■ AIM OF THE TASK ■
Without the pictures, give the entries below again exactly as written.

** start of INPUT FOR THIS TASK **

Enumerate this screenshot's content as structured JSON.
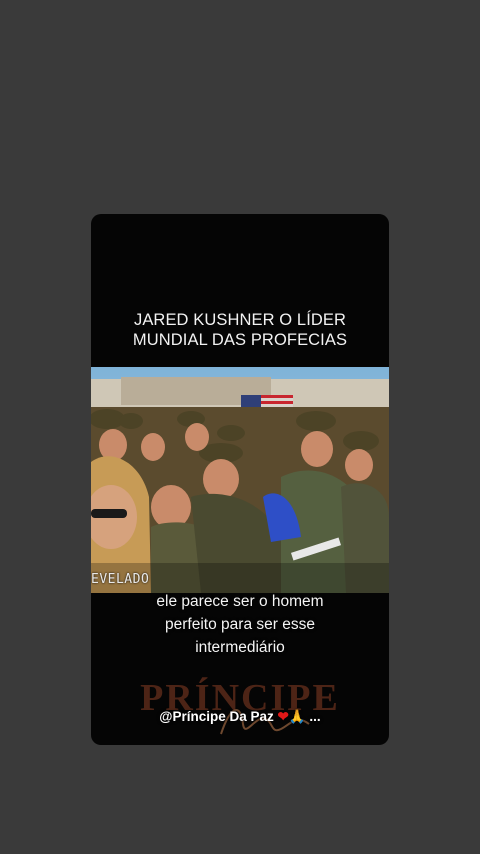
{
  "post": {
    "headline_line1": "JARED KUSHNER O LÍDER",
    "headline_line2": "MUNDIAL DAS PROFECIAS",
    "video_watermark": "EVELADO",
    "caption_line1": "ele parece ser o homem",
    "caption_line2": "perfeito para ser esse",
    "caption_line3": "intermediário",
    "brand_text": "PRÍNCIPE",
    "handle": "@Príncipe Da Paz",
    "handle_suffix": "...",
    "heart_glyph": "❤",
    "pray_glyph": "🙏"
  },
  "colors": {
    "background": "#3a3a3a",
    "card": "#050505",
    "brand": "#5a2a1a",
    "heart": "#e01818"
  }
}
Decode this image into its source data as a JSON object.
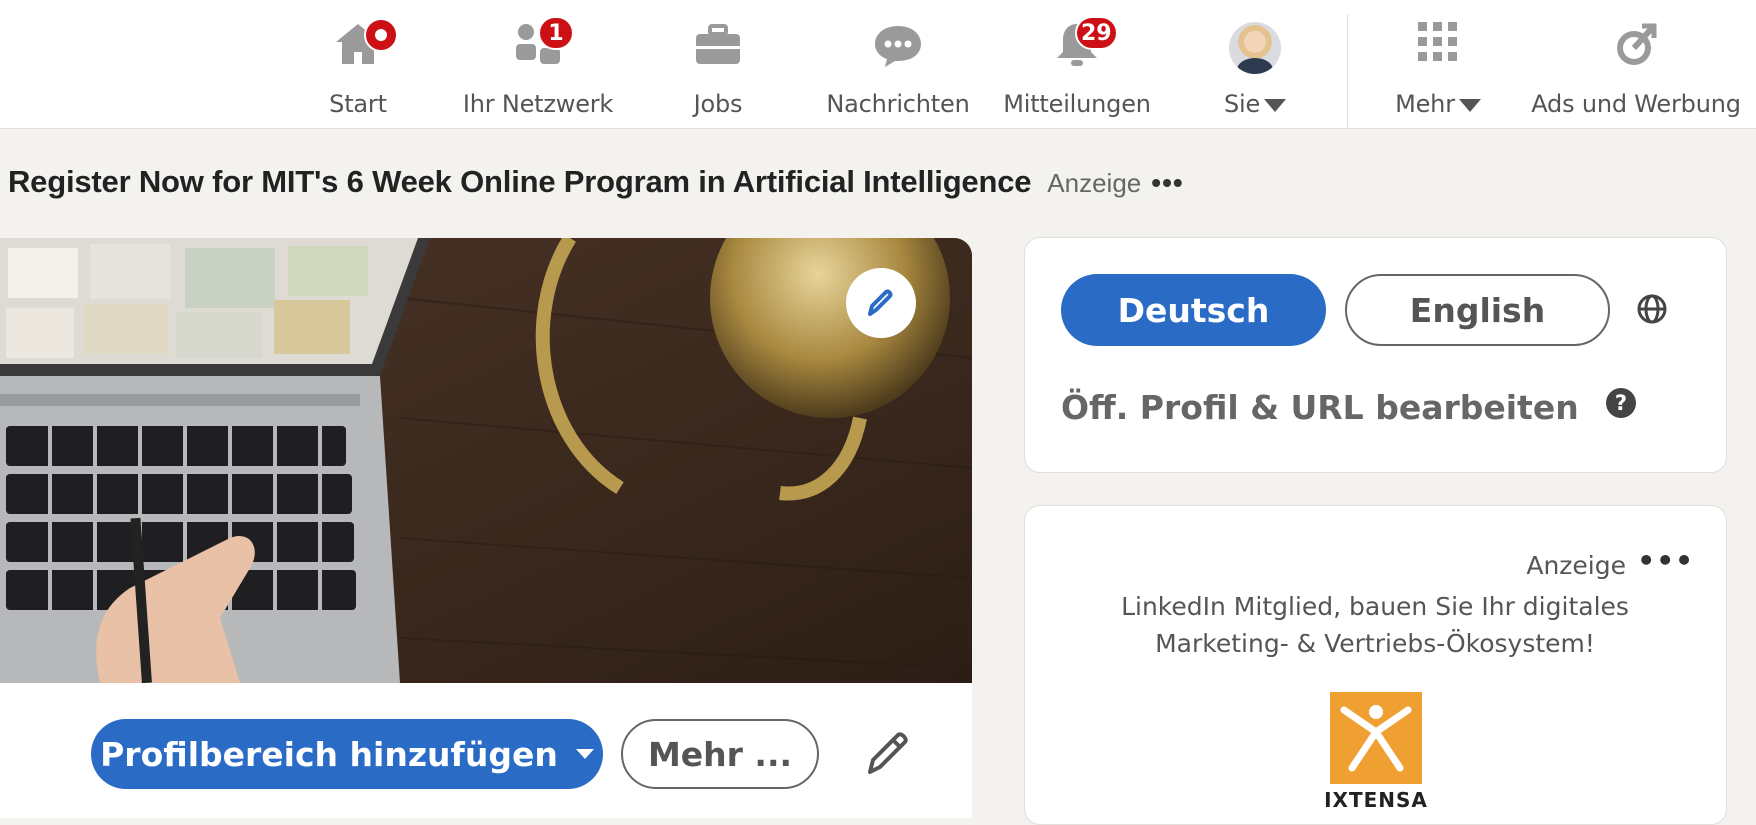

** end of INPUT FOR THIS TASK **

■ RESPONSE TO THE TASK ■
Enumerate this screenshot's content as structured JSON.
{
  "post": {
    "headline_line1": "JARED KUSHNER O LÍDER",
    "headline_line2": "MUNDIAL DAS PROFECIAS",
    "video_watermark": "EVELADO",
    "caption_line1": "ele parece ser o homem",
    "caption_line2": "perfeito para ser esse",
    "caption_line3": "intermediário",
    "brand_text": "PRÍNCIPE",
    "handle": "@Príncipe Da Paz",
    "handle_suffix": "...",
    "heart_glyph": "❤",
    "pray_glyph": "🙏"
  },
  "colors": {
    "background": "#3a3a3a",
    "card": "#050505",
    "brand": "#5a2a1a",
    "heart": "#e01818"
  }
}
Decode this image into its source data as a JSON object.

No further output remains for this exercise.